(Records contained in a dataset)
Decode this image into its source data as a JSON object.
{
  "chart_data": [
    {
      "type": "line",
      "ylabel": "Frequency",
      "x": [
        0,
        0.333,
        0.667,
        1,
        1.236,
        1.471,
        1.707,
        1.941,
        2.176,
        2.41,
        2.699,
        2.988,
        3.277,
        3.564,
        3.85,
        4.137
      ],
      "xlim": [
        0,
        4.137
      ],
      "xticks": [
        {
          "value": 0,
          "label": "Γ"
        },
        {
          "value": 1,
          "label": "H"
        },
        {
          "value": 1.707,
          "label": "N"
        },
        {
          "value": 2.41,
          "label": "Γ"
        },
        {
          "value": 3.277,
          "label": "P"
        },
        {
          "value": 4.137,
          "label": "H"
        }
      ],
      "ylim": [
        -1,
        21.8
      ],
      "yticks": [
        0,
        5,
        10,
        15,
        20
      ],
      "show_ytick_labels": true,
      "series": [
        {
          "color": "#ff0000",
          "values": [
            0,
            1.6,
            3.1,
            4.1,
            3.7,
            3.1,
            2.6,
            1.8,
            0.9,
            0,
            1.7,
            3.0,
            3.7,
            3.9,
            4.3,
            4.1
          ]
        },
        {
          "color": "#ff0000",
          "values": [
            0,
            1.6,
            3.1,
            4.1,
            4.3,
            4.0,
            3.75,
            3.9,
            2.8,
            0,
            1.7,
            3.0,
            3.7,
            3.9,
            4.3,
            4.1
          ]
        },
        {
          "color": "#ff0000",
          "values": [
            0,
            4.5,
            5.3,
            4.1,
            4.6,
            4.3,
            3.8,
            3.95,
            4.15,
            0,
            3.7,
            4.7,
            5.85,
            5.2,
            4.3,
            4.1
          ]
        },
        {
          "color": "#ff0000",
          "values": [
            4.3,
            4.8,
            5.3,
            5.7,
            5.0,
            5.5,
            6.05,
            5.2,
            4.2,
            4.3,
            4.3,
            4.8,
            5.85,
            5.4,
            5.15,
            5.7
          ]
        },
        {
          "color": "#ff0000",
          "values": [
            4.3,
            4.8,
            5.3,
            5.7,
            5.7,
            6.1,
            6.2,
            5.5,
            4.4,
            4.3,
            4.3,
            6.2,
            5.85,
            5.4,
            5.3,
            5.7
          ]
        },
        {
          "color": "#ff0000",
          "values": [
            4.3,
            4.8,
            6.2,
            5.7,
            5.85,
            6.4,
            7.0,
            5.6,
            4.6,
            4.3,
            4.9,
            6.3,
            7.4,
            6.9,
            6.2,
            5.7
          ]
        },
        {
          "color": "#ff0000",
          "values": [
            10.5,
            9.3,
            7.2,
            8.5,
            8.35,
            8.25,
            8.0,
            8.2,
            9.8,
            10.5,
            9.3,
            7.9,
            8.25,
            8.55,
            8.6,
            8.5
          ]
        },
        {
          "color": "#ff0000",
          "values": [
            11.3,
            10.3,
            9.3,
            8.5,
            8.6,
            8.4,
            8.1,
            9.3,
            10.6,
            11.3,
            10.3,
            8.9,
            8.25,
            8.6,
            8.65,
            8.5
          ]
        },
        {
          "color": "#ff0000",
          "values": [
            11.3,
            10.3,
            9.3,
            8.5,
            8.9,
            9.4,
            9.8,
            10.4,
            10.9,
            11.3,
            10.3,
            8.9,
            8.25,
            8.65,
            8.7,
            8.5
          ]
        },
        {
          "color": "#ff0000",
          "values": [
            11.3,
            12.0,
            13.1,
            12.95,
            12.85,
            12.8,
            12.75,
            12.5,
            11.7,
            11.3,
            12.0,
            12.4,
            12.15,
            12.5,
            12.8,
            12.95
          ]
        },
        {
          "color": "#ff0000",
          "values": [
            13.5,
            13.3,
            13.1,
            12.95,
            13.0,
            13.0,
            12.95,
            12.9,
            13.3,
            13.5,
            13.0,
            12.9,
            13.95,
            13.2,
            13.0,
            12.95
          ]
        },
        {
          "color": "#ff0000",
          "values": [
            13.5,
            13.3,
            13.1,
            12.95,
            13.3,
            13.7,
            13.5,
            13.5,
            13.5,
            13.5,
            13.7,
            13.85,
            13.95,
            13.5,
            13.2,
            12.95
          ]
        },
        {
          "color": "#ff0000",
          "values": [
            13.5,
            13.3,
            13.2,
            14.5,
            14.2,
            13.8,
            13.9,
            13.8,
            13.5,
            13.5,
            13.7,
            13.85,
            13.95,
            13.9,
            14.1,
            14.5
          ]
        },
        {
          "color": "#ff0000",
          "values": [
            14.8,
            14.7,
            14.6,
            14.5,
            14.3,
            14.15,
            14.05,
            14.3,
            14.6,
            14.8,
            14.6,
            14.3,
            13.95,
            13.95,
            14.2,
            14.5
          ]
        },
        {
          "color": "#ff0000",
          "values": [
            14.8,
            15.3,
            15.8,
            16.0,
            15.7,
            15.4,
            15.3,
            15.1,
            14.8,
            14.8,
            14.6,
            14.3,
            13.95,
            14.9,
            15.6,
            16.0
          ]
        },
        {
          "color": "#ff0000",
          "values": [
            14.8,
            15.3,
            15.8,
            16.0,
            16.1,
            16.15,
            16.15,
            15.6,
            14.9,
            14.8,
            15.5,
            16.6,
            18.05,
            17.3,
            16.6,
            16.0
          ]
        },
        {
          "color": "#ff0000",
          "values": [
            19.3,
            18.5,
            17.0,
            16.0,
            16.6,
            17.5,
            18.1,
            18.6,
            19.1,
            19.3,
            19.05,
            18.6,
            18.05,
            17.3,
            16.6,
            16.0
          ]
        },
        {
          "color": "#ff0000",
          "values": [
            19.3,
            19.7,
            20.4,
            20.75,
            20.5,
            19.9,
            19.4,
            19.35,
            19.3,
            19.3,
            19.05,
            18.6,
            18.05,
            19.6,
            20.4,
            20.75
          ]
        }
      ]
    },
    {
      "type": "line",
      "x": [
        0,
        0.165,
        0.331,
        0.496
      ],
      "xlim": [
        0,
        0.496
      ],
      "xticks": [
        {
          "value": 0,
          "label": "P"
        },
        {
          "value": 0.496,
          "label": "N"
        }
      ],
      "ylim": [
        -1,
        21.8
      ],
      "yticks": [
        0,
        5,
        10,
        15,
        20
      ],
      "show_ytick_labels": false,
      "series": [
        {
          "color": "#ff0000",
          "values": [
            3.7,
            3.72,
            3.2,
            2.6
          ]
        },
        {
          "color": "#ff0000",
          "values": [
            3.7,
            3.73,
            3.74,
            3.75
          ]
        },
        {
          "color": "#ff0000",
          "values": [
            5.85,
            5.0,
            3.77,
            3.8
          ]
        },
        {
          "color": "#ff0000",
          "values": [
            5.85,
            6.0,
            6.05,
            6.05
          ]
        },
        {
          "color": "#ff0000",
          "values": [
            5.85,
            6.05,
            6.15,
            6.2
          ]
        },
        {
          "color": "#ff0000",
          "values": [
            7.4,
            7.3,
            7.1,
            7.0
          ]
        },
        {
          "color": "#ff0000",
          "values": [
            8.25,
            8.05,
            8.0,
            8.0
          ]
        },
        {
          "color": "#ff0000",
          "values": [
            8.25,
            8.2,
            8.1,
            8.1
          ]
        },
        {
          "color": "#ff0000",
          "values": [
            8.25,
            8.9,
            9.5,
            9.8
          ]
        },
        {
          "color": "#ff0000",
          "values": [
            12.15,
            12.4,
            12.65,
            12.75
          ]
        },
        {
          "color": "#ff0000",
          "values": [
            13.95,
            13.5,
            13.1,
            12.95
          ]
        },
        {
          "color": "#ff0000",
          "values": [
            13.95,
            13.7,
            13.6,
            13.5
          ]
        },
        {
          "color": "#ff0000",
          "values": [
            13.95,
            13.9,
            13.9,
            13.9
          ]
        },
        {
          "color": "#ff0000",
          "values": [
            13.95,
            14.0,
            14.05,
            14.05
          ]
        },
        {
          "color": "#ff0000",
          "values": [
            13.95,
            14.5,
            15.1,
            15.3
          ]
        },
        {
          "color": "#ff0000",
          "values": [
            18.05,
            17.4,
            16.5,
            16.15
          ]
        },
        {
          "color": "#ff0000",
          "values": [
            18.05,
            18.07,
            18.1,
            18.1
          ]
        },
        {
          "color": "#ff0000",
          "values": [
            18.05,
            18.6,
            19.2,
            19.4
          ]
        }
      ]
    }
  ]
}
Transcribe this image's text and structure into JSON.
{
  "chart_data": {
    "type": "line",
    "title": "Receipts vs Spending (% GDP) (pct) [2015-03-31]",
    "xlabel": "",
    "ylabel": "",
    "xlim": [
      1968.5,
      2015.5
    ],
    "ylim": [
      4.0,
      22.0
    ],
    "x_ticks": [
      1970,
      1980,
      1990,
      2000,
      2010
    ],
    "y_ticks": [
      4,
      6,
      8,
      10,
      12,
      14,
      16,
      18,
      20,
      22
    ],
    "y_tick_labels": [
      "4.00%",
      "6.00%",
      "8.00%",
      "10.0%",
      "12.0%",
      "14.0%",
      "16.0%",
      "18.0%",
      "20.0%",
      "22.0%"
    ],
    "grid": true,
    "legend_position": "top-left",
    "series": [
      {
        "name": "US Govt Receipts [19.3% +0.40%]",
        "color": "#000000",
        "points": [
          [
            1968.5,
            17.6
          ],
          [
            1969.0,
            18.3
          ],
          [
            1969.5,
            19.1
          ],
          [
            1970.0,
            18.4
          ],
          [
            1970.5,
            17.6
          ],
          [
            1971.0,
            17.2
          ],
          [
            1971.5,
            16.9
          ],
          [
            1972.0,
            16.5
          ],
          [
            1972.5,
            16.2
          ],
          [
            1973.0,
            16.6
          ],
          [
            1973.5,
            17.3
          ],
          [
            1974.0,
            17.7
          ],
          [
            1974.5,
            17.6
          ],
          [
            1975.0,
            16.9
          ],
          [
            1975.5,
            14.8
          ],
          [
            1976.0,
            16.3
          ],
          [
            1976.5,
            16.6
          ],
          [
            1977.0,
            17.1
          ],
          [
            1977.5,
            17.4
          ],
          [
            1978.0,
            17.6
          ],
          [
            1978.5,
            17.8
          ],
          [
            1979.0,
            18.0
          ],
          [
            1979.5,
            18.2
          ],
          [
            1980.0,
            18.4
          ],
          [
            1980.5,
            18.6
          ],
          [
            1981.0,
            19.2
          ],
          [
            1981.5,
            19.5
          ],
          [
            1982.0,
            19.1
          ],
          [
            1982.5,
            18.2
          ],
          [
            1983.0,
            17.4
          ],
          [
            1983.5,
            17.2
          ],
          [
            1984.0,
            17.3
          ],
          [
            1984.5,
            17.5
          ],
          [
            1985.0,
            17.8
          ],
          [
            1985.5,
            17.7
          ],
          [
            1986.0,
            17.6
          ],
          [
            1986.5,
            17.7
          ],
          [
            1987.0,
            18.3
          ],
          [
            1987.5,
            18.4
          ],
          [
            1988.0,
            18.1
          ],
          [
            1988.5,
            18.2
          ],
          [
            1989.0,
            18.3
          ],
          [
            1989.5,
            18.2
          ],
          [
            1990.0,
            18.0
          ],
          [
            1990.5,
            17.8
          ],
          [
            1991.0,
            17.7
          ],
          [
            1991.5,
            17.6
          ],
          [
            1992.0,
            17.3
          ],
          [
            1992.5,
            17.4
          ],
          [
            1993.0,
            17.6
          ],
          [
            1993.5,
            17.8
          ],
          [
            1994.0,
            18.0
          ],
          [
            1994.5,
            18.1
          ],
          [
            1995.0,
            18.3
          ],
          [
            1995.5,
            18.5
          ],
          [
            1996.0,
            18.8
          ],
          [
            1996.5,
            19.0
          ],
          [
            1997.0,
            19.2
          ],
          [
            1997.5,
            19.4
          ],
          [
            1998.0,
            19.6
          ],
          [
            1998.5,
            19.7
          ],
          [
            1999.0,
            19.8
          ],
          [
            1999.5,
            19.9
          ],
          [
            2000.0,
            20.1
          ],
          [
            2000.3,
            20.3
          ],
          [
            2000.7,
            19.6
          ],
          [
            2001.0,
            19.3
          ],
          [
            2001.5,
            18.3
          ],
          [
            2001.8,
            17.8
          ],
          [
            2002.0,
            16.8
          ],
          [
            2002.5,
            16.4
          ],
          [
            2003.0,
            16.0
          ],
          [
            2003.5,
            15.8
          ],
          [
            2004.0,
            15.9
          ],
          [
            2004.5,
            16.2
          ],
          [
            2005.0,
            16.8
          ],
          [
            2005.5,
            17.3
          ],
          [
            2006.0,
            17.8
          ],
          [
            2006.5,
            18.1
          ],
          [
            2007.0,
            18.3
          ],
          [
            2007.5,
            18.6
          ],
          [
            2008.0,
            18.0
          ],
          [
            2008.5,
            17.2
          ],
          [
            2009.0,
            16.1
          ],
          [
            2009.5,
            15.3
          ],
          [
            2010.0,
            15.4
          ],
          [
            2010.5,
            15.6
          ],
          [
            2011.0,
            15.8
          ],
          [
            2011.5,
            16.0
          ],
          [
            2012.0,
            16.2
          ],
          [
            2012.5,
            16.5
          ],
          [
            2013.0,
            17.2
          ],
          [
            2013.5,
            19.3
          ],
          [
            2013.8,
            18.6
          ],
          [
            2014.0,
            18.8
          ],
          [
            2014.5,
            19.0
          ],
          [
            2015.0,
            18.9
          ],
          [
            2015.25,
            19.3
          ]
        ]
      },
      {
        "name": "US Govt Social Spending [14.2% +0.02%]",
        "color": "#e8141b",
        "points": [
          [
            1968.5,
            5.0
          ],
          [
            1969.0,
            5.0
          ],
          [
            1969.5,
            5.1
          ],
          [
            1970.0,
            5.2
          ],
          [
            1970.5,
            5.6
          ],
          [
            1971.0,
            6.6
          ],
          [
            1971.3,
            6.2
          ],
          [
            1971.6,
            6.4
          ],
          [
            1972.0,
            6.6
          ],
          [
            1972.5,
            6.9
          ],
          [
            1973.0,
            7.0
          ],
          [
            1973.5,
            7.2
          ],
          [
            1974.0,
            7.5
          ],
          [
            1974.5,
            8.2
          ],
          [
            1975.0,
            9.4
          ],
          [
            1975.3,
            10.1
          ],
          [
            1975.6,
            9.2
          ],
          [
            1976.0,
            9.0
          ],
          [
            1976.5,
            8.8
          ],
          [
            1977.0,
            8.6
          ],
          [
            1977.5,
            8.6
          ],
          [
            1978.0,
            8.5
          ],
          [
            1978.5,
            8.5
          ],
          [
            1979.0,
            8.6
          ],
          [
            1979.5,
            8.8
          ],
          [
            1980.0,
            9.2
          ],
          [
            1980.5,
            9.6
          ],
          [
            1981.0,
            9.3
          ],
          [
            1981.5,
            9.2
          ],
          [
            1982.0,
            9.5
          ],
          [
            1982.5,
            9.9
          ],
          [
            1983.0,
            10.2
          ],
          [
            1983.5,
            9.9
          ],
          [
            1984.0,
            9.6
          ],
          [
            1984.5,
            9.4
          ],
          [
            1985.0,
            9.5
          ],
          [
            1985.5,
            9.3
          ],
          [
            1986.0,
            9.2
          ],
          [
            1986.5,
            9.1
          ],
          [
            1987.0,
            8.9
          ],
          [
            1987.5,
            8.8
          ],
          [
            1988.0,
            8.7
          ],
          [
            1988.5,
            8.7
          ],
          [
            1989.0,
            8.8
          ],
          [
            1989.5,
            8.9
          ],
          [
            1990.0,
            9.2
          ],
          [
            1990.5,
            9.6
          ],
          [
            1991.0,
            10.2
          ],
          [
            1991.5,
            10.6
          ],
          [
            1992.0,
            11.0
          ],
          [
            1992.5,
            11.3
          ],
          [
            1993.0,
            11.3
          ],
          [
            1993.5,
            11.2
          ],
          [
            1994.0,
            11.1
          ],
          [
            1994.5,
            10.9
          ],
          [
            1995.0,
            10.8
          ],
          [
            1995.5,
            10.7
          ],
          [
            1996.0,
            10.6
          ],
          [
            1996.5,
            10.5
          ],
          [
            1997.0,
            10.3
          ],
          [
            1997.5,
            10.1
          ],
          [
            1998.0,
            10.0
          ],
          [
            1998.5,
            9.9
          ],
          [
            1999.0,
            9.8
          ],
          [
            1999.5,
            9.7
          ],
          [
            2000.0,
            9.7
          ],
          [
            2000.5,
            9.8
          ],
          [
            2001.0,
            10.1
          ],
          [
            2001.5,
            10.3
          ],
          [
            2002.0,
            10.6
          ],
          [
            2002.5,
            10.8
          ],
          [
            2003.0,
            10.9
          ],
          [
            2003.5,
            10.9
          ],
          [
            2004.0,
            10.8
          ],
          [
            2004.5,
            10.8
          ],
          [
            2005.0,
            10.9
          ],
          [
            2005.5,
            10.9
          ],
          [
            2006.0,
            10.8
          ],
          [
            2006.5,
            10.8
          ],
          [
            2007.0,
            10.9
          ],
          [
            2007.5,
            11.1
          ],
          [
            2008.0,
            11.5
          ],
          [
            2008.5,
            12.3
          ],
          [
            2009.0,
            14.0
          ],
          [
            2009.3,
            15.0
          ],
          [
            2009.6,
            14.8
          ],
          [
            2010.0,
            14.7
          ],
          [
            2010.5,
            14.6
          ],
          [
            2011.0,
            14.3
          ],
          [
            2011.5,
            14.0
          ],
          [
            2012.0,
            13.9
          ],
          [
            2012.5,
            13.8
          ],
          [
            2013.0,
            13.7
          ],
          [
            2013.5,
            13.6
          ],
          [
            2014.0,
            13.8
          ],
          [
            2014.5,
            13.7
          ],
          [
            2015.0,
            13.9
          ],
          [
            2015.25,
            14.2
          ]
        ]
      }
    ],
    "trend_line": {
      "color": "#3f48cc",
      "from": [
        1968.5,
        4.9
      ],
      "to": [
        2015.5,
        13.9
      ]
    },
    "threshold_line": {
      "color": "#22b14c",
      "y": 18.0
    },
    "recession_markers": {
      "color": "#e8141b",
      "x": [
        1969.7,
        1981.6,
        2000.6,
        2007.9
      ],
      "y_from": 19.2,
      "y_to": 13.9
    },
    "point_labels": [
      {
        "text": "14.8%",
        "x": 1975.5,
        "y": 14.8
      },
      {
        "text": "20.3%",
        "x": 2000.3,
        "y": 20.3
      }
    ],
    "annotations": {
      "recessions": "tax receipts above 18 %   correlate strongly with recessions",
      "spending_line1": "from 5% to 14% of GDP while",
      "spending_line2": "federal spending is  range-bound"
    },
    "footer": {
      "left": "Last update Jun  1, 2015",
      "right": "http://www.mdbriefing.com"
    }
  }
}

**GIVEN TASK:** From the entries, copy out each line containing the word "text".

**ANSWER FOR THE TASK:**
Transcribe this image's text and structure into JSON.
        "text": "14.8%",
        "text": "20.3%",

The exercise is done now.